Instructions to follow: Below is the data. Give it again, complete and exact.

Data provided:
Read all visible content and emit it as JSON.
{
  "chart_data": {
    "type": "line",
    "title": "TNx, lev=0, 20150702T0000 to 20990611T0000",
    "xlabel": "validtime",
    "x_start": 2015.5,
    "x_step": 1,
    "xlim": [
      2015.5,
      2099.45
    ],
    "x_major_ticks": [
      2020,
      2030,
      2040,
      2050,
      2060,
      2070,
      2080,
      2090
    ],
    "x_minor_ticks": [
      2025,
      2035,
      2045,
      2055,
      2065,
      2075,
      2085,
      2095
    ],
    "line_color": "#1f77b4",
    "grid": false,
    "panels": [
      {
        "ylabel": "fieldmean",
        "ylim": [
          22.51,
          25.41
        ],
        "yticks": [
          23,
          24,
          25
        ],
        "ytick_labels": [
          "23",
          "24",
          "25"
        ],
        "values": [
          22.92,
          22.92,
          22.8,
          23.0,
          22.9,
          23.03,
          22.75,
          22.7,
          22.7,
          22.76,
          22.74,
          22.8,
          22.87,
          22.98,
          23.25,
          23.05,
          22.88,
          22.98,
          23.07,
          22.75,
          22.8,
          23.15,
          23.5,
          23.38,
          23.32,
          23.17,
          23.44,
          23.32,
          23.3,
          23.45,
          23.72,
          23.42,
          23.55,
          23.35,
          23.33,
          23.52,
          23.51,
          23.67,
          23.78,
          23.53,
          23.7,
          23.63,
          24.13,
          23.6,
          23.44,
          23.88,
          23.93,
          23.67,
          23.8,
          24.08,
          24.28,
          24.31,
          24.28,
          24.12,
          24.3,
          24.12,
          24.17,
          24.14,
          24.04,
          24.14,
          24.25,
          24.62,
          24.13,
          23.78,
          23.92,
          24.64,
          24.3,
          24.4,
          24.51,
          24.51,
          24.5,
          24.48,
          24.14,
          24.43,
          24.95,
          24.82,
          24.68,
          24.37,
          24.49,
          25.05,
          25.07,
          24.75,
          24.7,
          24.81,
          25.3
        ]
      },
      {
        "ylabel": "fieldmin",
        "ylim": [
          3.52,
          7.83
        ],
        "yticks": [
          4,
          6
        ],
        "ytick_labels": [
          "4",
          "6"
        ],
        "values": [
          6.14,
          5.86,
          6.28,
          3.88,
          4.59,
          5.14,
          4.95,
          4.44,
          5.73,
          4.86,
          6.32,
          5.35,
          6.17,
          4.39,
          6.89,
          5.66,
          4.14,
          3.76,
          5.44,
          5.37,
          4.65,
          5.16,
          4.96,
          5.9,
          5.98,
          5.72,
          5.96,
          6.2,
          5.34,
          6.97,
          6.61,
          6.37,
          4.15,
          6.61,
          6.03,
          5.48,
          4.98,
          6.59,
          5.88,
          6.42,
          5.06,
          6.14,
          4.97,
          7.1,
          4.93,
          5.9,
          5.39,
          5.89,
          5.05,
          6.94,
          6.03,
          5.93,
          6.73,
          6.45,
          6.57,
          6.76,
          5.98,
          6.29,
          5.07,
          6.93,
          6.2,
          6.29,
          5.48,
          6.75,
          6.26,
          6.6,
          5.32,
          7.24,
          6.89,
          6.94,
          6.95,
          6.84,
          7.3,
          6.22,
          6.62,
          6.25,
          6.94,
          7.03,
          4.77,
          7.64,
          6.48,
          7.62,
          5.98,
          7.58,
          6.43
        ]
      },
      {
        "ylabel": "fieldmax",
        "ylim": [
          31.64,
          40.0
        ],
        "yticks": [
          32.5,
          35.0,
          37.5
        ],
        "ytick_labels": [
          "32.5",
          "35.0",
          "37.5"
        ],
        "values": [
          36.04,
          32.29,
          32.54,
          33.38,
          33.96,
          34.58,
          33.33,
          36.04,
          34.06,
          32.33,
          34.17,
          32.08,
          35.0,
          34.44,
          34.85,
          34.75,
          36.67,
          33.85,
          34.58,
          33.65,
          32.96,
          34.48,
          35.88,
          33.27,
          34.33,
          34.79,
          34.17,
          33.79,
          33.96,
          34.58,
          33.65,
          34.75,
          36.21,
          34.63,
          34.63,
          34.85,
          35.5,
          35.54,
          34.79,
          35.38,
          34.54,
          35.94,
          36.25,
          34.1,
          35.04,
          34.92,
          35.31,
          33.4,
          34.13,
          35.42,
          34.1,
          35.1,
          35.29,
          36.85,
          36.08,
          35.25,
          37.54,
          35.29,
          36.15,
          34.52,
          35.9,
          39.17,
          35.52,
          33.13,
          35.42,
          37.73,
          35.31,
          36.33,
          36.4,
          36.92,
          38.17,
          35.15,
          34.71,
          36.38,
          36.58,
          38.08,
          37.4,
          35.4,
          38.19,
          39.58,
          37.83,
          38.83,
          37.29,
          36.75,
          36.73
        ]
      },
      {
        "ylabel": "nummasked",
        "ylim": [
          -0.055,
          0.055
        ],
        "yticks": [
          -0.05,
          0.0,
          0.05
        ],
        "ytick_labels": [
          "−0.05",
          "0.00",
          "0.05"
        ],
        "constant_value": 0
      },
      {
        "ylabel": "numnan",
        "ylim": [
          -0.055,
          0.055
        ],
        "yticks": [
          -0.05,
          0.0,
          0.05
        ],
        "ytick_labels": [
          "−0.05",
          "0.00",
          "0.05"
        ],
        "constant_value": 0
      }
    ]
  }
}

Response below:
Read all visible content and emit it as JSON.
{
  "chart_data": {
    "type": "line",
    "title": "TNx, lev=0, 20150702T0000 to 20990611T0000",
    "xlabel": "validtime",
    "x_start": 2015.5,
    "x_step": 1,
    "xlim": [
      2015.5,
      2099.45
    ],
    "x_major_ticks": [
      2020,
      2030,
      2040,
      2050,
      2060,
      2070,
      2080,
      2090
    ],
    "x_minor_ticks": [
      2025,
      2035,
      2045,
      2055,
      2065,
      2075,
      2085,
      2095
    ],
    "line_color": "#1f77b4",
    "grid": false,
    "panels": [
      {
        "ylabel": "fieldmean",
        "ylim": [
          22.51,
          25.41
        ],
        "yticks": [
          23,
          24,
          25
        ],
        "ytick_labels": [
          "23",
          "24",
          "25"
        ],
        "values": [
          22.92,
          22.92,
          22.8,
          23.0,
          22.9,
          23.03,
          22.75,
          22.7,
          22.7,
          22.76,
          22.74,
          22.8,
          22.87,
          22.98,
          23.25,
          23.05,
          22.88,
          22.98,
          23.07,
          22.75,
          22.8,
          23.15,
          23.5,
          23.38,
          23.32,
          23.17,
          23.44,
          23.32,
          23.3,
          23.45,
          23.72,
          23.42,
          23.55,
          23.35,
          23.33,
          23.52,
          23.51,
          23.67,
          23.78,
          23.53,
          23.7,
          23.63,
          24.13,
          23.6,
          23.44,
          23.88,
          23.93,
          23.67,
          23.8,
          24.08,
          24.28,
          24.31,
          24.28,
          24.12,
          24.3,
          24.12,
          24.17,
          24.14,
          24.04,
          24.14,
          24.25,
          24.62,
          24.13,
          23.78,
          23.92,
          24.64,
          24.3,
          24.4,
          24.51,
          24.51,
          24.5,
          24.48,
          24.14,
          24.43,
          24.95,
          24.82,
          24.68,
          24.37,
          24.49,
          25.05,
          25.07,
          24.75,
          24.7,
          24.81,
          25.3
        ]
      },
      {
        "ylabel": "fieldmin",
        "ylim": [
          3.52,
          7.83
        ],
        "yticks": [
          4,
          6
        ],
        "ytick_labels": [
          "4",
          "6"
        ],
        "values": [
          6.14,
          5.86,
          6.28,
          3.88,
          4.59,
          5.14,
          4.95,
          4.44,
          5.73,
          4.86,
          6.32,
          5.35,
          6.17,
          4.39,
          6.89,
          5.66,
          4.14,
          3.76,
          5.44,
          5.37,
          4.65,
          5.16,
          4.96,
          5.9,
          5.98,
          5.72,
          5.96,
          6.2,
          5.34,
          6.97,
          6.61,
          6.37,
          4.15,
          6.61,
          6.03,
          5.48,
          4.98,
          6.59,
          5.88,
          6.42,
          5.06,
          6.14,
          4.97,
          7.1,
          4.93,
          5.9,
          5.39,
          5.89,
          5.05,
          6.94,
          6.03,
          5.93,
          6.73,
          6.45,
          6.57,
          6.76,
          5.98,
          6.29,
          5.07,
          6.93,
          6.2,
          6.29,
          5.48,
          6.75,
          6.26,
          6.6,
          5.32,
          7.24,
          6.89,
          6.94,
          6.95,
          6.84,
          7.3,
          6.22,
          6.62,
          6.25,
          6.94,
          7.03,
          4.77,
          7.64,
          6.48,
          7.62,
          5.98,
          7.58,
          6.43
        ]
      },
      {
        "ylabel": "fieldmax",
        "ylim": [
          31.64,
          40.0
        ],
        "yticks": [
          32.5,
          35.0,
          37.5
        ],
        "ytick_labels": [
          "32.5",
          "35.0",
          "37.5"
        ],
        "values": [
          36.04,
          32.29,
          32.54,
          33.38,
          33.96,
          34.58,
          33.33,
          36.04,
          34.06,
          32.33,
          34.17,
          32.08,
          35.0,
          34.44,
          34.85,
          34.75,
          36.67,
          33.85,
          34.58,
          33.65,
          32.96,
          34.48,
          35.88,
          33.27,
          34.33,
          34.79,
          34.17,
          33.79,
          33.96,
          34.58,
          33.65,
          34.75,
          36.21,
          34.63,
          34.63,
          34.85,
          35.5,
          35.54,
          34.79,
          35.38,
          34.54,
          35.94,
          36.25,
          34.1,
          35.04,
          34.92,
          35.31,
          33.4,
          34.13,
          35.42,
          34.1,
          35.1,
          35.29,
          36.85,
          36.08,
          35.25,
          37.54,
          35.29,
          36.15,
          34.52,
          35.9,
          39.17,
          35.52,
          33.13,
          35.42,
          37.73,
          35.31,
          36.33,
          36.4,
          36.92,
          38.17,
          35.15,
          34.71,
          36.38,
          36.58,
          38.08,
          37.4,
          35.4,
          38.19,
          39.58,
          37.83,
          38.83,
          37.29,
          36.75,
          36.73
        ]
      },
      {
        "ylabel": "nummasked",
        "ylim": [
          -0.055,
          0.055
        ],
        "yticks": [
          -0.05,
          0.0,
          0.05
        ],
        "ytick_labels": [
          "−0.05",
          "0.00",
          "0.05"
        ],
        "constant_value": 0
      },
      {
        "ylabel": "numnan",
        "ylim": [
          -0.055,
          0.055
        ],
        "yticks": [
          -0.05,
          0.0,
          0.05
        ],
        "ytick_labels": [
          "−0.05",
          "0.00",
          "0.05"
        ],
        "constant_value": 0
      }
    ]
  }
}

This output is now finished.